**Document segment:**
___
Digitising 2023 Census: To be or not to be?

Amidst scarce resources, advocacy has intensified on need to digitise the 2023 Census. Does the federal government have the capacity or better still, is the country ready to go digital given peculiar challenges including power supply? KEHINDE OSASONA asks.

If Nigeria succeeds in conducting a census exercise in 2023, it would be coming 17 years after the last one.

Records show that in 108 years since the amalgamation, there have been only six headcounts in Nigeria, three under colonial rule and three others afterwards.

The 1991 Census was conducted 27 years after that of 1963. The 2006 count was 15 years after 1991. What it implies is that it is already 16 years since the 2006 headcount was conducted.

While the 2006 exercise put the population of the country at 140.43 million, 71.3 million male and 69.0 million female.

The debate in favour of another census has continued to resonate with concerned citizens and stakeholders advocating a digitised exercise.

Like the general elections, there have been arguments by stakeholders and experts on the need to employ technology for the next census exercise as a way of ridding it of irregularities and complain that usually trail every exercise.

Although, the federal government’s readiness for the exercise has not firmly rooted, there have been awareness and sensitisation by the National Population Commission (NPC) in readiness for the much-touted exercise.

The federal government, however, said recently that it may carry out a national census after the 2023 general elections, it was still not clear whether N178.09 billion earmarked for the national population and housing census in the 2022 budget would aid in digitising the exercise as being advocated by NPC and other stakeholders.

Nigeria’s Constitution authorises only the federal government to undertake a census. Also, Section 6 of the NPC Act empowers the commission to undertake the enumeration of the population of Nigeria periodically through censuses, sample surveys or otherwise and to establish and maintain a machinery for continuous and universal registration of births and deaths, across the federation.

How feasible?

Following agitations the NPC, sometime last year, disclosed its readiness to employ the service of one million Nigerians for the census.

The Director-General, NPC, Nasir Isa-Kwarra, who stated this after meeting with President Muhammadu Buhari in Abuja, further stated that the commission would deploy high technology in the conduct of the national census.

“It is very crucial because I have highlighted that the census is a very important exercise for the nation. Through census, we generate the data that we use for policy making, for planning, for development, by the three tiers of government, and the private sector, they all need this.

“If you are a private sector, you’re producing something; certainly, you need to know the population of an area if you want to create a market there.

“So, census data is very crucial, very important. Because, the data we’ve been using are just projections and estimation and are sort of obsolete, we need the actual census data to use for our planning,” he stated.

However, while shedding more light on the need to adopt advanced technology and its effectiveness earlier this year, the NPC said it has advanced reliable technological innovations to prevent politicians and interested elites from manipulating the 2023 census.

The Commission added that the exercise will be the first-ever digitally compliant population and housing census in Nigeria.

Commissioner, NPC, Deji Ajayi, at a press conference stated further: “The commission has intensified preparatory activities deploying technological innovations on a massive scale to conduct a truly scientific census that will not only be accurate and reliable but also transparent and acceptable to all Nigerians.
___
**Set task:**
In the census article above, what total population did the 2006 exercise report for Nigeria?

Records from a collection:
___
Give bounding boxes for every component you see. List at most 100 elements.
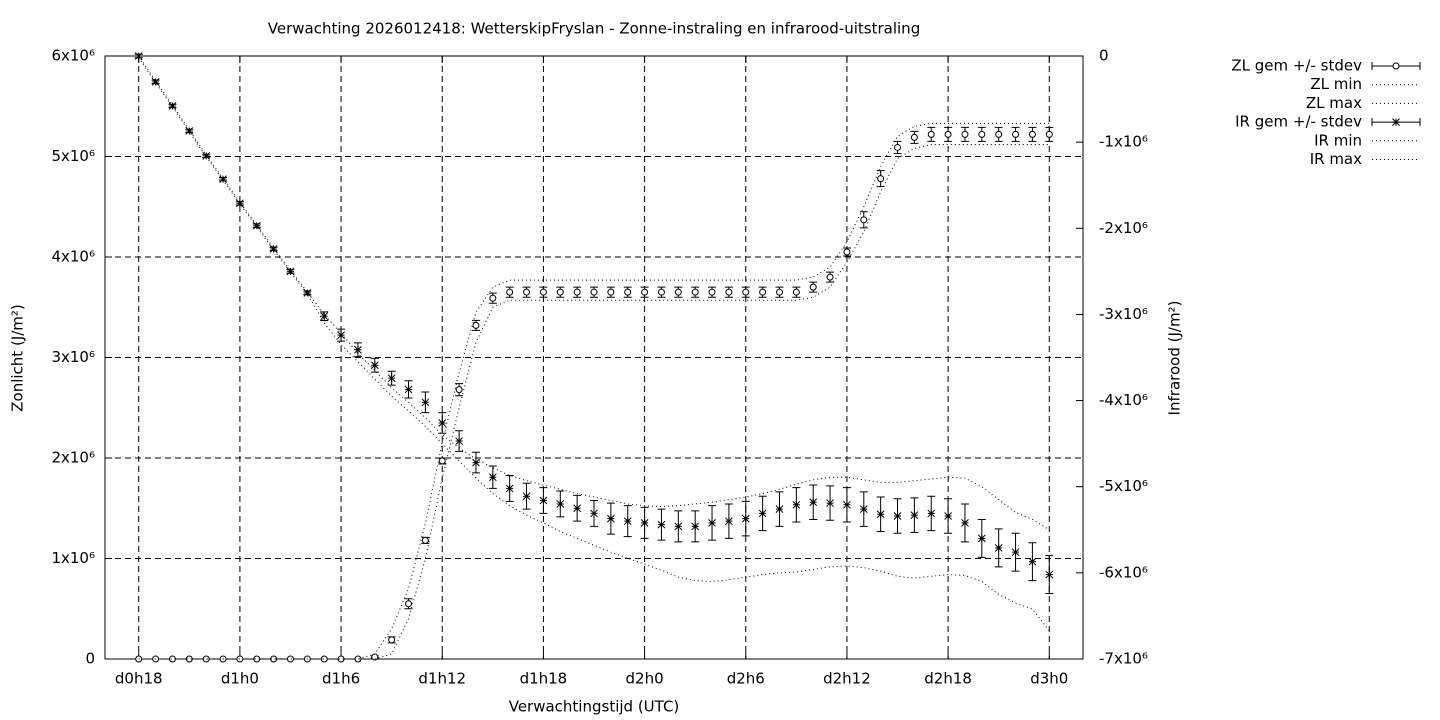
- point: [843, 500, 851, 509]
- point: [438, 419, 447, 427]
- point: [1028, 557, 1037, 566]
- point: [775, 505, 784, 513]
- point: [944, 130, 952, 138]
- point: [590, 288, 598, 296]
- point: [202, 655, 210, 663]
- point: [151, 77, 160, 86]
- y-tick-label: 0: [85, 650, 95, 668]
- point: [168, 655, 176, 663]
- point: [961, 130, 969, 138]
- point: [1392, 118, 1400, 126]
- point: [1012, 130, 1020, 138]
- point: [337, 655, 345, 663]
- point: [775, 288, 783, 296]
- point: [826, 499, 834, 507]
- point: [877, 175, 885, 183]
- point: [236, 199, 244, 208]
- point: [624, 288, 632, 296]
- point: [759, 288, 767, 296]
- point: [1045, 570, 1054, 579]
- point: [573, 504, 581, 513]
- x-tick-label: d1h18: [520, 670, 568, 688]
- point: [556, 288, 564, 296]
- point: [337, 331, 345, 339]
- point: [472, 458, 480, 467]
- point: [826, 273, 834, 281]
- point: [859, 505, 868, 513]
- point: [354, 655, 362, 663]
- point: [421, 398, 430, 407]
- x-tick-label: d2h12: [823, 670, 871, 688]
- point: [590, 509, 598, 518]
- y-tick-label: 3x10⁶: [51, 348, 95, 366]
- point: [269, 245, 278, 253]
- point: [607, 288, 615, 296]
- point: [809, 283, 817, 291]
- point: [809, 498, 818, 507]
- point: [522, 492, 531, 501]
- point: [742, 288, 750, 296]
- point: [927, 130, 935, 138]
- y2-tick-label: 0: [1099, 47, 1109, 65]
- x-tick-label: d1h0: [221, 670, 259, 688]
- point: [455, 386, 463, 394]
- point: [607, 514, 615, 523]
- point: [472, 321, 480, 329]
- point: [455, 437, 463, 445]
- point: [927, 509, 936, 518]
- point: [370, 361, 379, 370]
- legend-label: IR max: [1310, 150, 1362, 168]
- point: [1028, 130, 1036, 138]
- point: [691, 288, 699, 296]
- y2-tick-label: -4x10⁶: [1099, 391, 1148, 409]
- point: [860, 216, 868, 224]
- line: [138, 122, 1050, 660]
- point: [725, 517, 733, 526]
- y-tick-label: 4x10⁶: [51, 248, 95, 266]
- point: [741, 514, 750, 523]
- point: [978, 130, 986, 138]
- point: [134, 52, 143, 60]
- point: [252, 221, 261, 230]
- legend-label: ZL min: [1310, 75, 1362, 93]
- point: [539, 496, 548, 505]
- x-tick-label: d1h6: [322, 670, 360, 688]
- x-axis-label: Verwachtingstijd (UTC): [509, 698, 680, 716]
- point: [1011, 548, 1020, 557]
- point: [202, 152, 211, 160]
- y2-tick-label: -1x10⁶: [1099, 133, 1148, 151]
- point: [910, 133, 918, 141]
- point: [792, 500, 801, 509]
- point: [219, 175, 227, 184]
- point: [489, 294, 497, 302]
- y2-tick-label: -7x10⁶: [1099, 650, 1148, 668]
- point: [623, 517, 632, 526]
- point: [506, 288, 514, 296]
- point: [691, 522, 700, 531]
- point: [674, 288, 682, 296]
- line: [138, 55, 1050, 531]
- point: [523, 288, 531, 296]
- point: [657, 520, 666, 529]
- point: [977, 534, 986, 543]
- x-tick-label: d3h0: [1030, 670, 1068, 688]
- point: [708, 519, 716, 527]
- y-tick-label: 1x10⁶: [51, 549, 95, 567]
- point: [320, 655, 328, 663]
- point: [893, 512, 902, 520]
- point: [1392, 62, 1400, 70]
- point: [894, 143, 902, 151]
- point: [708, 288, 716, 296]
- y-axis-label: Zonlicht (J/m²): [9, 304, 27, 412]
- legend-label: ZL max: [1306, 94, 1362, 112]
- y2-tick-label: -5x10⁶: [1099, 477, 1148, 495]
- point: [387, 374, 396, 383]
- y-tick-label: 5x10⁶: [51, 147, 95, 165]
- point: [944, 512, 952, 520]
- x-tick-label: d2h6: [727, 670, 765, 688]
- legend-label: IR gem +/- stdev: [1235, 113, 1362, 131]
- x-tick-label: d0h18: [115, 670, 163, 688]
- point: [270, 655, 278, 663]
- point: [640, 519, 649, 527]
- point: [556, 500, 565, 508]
___
**Full output:**
140.43 million, with 71.3 million male and 69.0 million female.